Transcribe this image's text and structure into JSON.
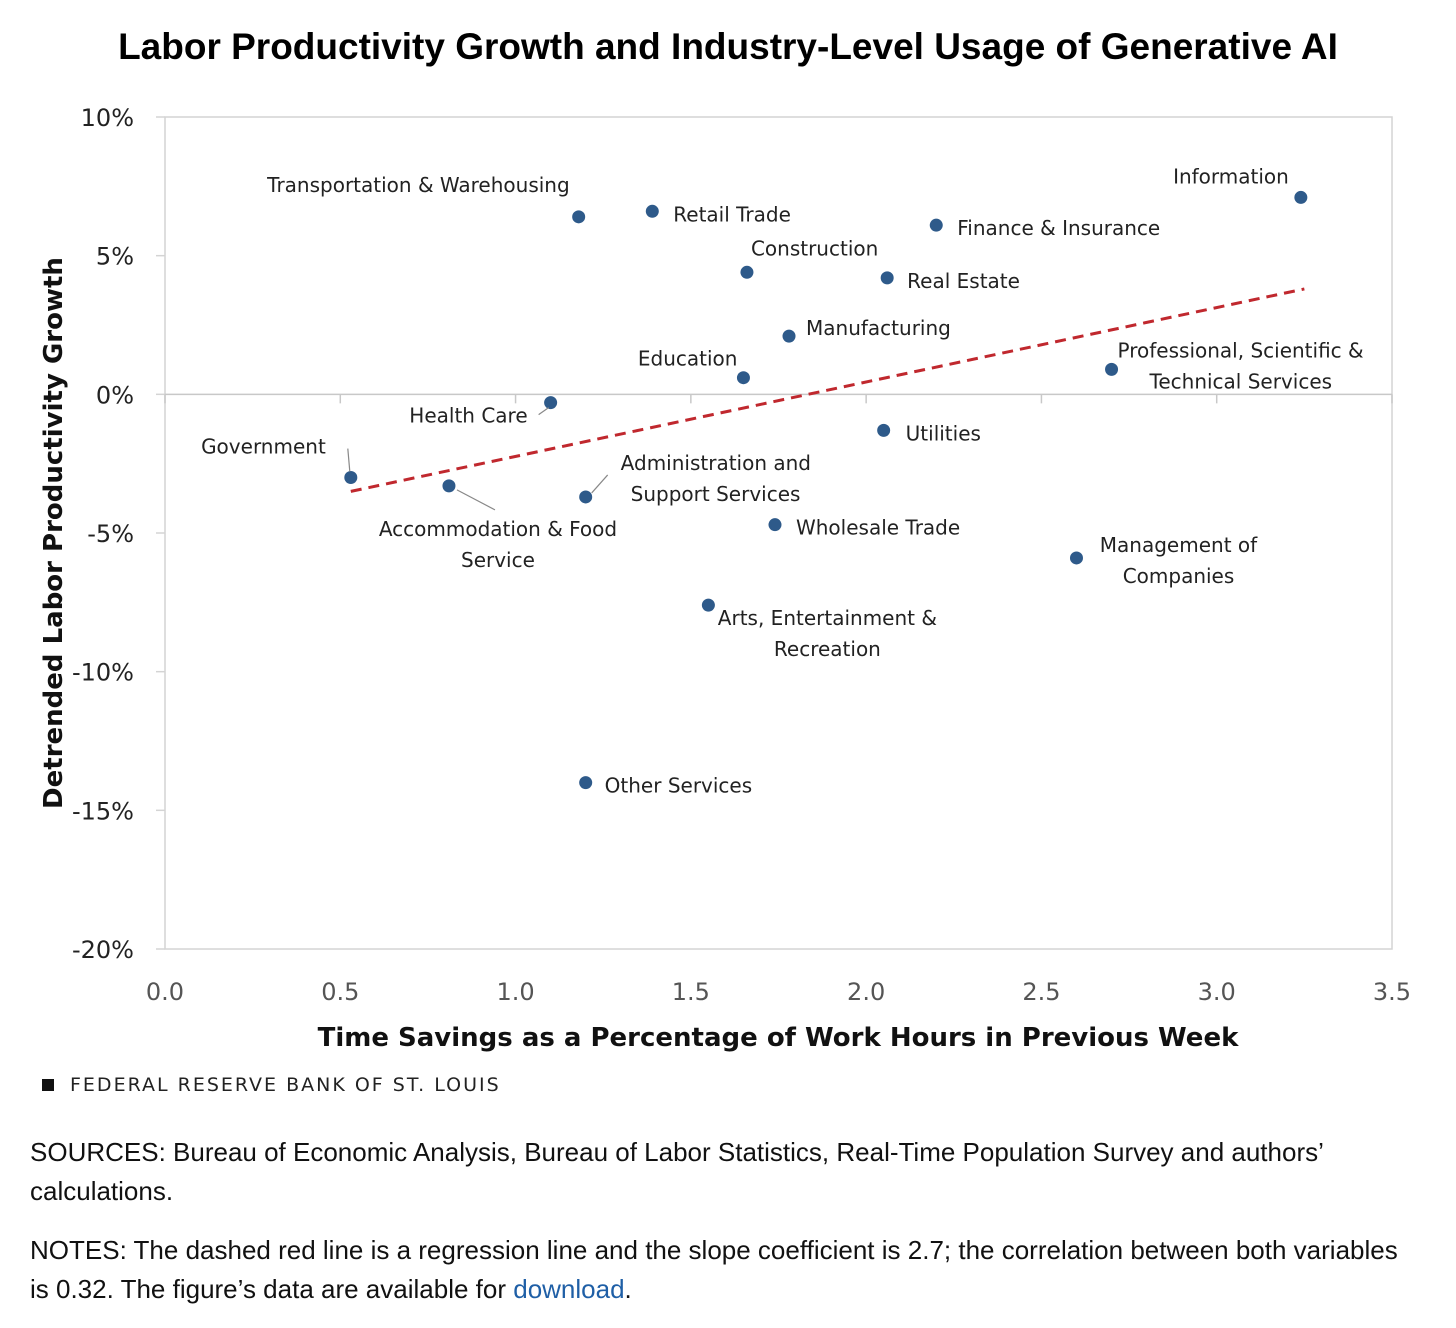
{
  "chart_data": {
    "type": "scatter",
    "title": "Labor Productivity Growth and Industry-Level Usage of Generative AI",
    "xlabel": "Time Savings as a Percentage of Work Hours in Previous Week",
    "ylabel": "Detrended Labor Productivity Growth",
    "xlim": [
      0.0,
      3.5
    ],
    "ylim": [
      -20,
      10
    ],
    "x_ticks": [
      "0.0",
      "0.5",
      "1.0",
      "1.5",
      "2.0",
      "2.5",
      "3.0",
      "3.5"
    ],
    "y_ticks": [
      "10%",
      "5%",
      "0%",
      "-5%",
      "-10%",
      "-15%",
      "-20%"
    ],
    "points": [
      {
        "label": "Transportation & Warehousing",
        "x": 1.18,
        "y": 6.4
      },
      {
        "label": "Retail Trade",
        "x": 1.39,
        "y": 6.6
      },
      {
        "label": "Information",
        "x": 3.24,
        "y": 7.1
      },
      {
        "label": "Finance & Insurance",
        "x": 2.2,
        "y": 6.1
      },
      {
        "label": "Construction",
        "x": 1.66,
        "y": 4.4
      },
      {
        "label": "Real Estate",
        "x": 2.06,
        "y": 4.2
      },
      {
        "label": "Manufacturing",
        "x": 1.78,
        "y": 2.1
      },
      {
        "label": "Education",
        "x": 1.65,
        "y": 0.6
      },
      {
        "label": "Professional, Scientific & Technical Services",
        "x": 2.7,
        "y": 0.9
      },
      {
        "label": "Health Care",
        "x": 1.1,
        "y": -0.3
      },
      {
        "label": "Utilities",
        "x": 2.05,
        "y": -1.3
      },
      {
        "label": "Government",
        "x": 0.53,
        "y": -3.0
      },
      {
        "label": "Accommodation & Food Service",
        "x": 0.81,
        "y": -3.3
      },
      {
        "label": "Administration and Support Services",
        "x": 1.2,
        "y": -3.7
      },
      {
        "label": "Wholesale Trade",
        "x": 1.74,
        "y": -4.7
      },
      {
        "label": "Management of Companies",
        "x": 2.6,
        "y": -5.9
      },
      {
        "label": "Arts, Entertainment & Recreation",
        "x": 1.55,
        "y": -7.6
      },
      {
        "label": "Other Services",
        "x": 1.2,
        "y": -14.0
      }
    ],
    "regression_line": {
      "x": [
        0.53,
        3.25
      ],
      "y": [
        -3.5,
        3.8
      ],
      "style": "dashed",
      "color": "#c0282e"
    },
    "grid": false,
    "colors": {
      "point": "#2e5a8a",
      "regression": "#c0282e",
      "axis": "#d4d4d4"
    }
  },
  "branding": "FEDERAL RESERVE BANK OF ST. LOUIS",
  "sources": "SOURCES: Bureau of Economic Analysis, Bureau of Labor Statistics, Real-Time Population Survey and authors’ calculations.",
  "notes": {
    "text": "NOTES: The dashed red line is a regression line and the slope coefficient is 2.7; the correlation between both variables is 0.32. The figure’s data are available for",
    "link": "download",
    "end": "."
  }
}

--

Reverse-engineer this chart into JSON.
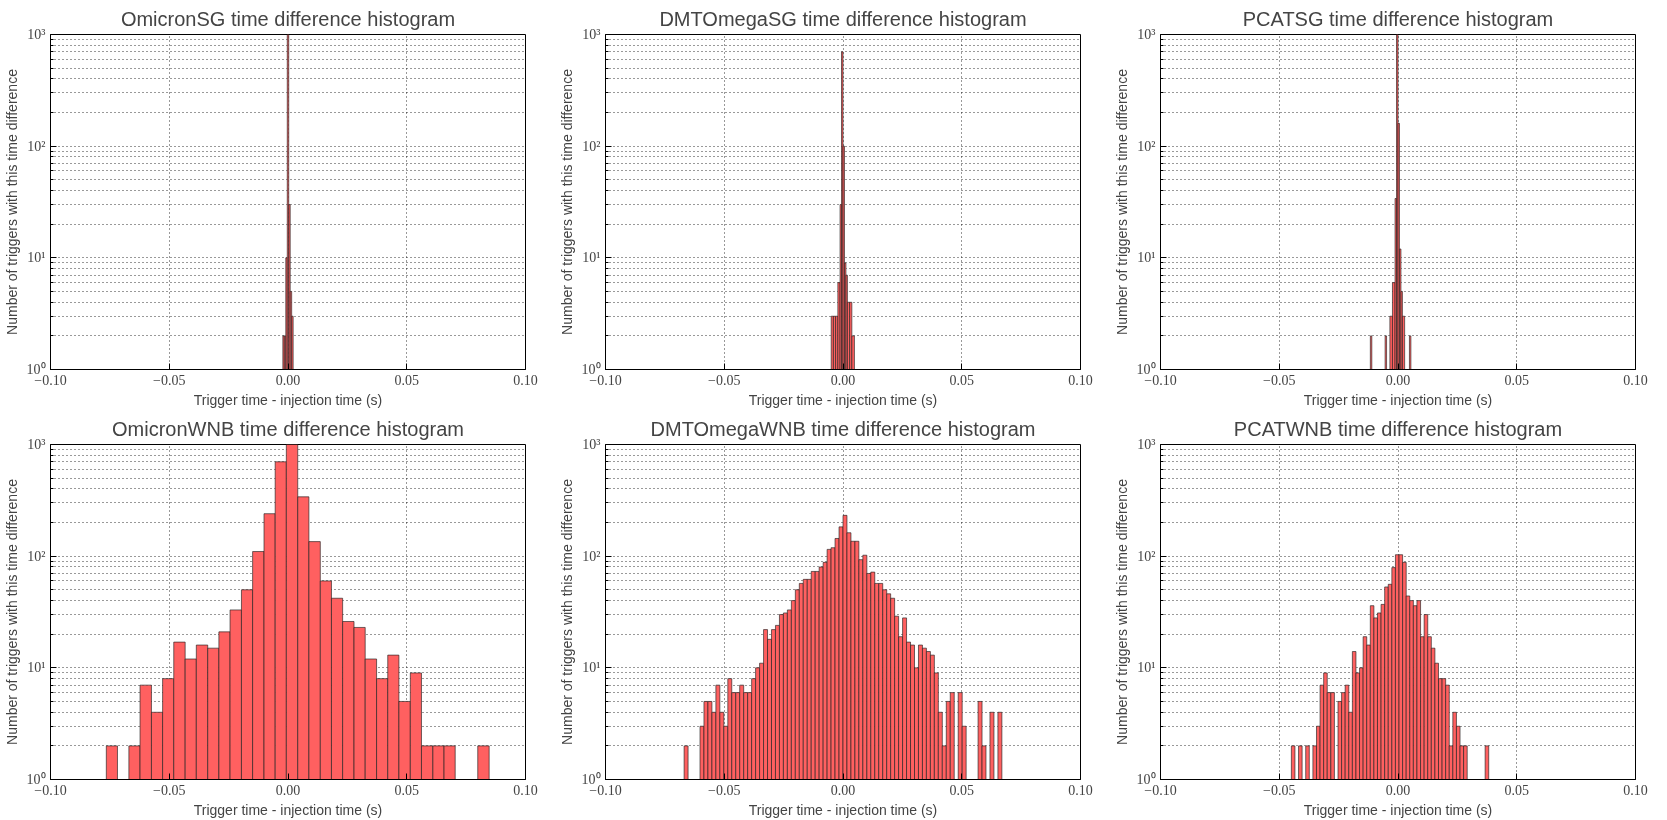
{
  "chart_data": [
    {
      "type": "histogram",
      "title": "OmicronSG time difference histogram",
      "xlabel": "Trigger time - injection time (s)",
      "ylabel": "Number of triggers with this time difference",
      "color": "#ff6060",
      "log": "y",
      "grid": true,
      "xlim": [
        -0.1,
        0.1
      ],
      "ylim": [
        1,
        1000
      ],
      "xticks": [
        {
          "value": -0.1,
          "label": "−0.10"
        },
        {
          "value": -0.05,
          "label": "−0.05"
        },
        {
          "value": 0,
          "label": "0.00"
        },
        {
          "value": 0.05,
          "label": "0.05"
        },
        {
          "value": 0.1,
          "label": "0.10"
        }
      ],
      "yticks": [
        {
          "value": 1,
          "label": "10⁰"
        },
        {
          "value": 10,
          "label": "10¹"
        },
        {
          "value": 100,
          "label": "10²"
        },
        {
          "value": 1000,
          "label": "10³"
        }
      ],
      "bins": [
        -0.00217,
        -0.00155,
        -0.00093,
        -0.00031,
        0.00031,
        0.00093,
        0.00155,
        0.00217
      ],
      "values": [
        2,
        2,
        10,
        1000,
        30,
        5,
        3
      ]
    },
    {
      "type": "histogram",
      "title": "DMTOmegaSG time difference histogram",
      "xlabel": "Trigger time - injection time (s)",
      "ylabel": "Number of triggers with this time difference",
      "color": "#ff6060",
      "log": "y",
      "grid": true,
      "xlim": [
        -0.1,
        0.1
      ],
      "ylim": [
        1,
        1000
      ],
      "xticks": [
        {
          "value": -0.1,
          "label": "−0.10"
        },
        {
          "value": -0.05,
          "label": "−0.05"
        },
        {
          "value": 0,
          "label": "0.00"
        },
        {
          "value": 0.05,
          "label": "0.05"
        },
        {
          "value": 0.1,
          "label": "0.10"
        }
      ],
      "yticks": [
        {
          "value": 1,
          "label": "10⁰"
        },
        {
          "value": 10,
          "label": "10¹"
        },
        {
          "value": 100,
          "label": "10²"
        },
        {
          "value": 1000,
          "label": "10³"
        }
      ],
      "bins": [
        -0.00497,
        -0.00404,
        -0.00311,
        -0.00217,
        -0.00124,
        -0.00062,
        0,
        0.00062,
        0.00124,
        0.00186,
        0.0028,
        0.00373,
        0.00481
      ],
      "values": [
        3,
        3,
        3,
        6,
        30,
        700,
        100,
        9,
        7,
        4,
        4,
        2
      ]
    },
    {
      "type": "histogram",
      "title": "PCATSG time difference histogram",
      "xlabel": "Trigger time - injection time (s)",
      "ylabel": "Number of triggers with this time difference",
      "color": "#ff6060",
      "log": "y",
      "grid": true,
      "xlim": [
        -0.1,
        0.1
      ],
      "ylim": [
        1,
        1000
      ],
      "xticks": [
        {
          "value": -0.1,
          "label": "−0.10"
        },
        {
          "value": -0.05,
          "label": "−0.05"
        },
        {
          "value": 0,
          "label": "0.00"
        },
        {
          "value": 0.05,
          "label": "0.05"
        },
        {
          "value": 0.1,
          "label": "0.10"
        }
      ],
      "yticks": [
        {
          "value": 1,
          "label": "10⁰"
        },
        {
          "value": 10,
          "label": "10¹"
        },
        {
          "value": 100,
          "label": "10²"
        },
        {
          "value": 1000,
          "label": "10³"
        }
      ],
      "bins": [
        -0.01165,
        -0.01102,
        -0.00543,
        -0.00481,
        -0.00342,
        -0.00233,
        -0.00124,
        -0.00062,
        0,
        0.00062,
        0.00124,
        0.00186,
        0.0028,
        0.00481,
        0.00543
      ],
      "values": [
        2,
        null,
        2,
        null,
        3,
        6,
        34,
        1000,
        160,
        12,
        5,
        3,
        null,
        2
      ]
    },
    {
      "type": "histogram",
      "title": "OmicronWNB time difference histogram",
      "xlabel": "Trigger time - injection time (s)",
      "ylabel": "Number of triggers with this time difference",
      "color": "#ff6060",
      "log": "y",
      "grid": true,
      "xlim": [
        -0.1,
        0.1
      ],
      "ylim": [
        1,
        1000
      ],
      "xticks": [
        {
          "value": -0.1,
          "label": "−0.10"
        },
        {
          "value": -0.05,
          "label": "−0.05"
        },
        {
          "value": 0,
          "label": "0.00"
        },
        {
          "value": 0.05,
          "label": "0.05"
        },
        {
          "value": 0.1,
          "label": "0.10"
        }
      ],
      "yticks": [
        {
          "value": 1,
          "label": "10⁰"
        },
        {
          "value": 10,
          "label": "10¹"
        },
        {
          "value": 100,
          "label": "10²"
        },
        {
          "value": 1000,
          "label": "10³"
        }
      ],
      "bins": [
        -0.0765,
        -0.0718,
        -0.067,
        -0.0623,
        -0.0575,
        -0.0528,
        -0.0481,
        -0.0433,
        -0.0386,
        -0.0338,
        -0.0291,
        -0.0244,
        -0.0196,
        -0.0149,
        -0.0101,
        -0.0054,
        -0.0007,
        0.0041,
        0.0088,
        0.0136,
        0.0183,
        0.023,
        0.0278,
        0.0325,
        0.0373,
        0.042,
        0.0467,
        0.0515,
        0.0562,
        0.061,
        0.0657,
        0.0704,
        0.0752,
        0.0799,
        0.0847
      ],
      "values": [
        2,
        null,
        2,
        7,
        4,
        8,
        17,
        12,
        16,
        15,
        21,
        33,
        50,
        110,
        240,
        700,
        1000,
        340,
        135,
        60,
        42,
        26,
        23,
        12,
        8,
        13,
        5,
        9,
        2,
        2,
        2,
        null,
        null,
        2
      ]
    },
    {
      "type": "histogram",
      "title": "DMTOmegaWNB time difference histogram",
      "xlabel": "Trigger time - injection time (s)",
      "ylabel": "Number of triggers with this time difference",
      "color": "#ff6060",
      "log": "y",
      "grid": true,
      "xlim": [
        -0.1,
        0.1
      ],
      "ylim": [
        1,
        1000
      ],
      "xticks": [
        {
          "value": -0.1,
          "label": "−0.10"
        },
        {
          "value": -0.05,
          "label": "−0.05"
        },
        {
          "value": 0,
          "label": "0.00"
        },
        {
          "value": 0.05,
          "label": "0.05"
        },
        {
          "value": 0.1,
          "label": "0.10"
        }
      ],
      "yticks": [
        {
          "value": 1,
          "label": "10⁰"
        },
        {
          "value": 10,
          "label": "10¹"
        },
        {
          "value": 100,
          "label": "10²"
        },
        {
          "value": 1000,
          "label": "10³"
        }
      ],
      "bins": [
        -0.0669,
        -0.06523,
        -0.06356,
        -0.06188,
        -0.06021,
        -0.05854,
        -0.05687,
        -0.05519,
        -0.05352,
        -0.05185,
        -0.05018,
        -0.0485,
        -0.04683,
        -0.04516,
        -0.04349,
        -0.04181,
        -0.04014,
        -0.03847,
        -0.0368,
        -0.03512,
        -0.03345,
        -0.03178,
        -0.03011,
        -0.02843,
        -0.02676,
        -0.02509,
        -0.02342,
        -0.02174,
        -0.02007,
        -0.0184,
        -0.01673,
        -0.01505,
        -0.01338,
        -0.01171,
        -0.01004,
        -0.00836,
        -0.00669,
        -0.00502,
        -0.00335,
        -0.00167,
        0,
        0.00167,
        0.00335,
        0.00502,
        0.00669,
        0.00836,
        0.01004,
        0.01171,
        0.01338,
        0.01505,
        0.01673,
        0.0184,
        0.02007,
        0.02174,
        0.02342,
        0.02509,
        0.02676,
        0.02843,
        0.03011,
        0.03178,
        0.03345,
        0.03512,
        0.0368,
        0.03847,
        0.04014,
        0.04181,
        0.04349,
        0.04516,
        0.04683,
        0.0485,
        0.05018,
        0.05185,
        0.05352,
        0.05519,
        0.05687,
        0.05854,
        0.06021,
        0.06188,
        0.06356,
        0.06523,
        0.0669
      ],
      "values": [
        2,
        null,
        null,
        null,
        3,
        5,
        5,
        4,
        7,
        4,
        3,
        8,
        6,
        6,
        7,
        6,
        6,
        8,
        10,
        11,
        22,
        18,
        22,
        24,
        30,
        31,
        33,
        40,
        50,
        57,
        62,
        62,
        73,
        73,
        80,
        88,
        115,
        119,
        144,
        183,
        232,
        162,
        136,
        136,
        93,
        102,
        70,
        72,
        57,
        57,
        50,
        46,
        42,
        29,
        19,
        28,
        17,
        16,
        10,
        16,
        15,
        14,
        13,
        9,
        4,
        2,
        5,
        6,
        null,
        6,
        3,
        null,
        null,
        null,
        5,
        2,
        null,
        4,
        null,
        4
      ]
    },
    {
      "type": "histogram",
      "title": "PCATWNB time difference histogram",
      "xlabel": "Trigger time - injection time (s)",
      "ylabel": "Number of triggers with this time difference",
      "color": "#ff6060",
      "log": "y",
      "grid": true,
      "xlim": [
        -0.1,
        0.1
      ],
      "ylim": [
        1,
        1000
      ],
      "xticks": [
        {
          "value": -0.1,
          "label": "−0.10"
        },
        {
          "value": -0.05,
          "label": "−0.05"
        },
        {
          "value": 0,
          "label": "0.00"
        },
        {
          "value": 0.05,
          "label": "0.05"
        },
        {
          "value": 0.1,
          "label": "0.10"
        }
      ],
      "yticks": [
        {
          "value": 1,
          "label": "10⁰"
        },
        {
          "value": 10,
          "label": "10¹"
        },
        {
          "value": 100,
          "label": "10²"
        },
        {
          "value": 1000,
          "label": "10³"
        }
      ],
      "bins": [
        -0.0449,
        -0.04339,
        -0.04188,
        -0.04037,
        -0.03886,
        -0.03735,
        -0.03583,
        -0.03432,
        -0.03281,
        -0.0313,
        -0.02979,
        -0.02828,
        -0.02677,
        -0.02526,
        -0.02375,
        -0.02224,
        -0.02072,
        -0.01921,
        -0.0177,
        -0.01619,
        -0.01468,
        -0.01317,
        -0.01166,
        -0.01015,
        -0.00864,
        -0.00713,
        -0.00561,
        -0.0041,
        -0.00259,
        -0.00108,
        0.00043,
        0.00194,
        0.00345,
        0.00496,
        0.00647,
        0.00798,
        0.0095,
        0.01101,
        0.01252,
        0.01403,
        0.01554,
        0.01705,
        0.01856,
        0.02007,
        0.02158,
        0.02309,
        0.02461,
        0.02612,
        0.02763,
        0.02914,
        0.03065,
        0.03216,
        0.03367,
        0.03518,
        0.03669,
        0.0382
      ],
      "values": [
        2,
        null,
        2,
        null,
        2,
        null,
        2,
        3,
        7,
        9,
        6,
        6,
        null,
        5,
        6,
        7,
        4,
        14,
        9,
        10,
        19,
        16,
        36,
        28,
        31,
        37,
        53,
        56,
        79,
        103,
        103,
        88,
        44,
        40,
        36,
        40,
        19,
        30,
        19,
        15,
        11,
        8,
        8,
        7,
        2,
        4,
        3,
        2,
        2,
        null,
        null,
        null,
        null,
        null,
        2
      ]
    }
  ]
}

[Directions] Look through the records and gather every line containing "text".

[Result of the task]
Transcribe this image's text and structure into JSON.
    "text": "NOTES: The dashed red line is a regression line and the slope coefficient is 2.7; the correlation between both variables is 0.32. The figure’s data are available for",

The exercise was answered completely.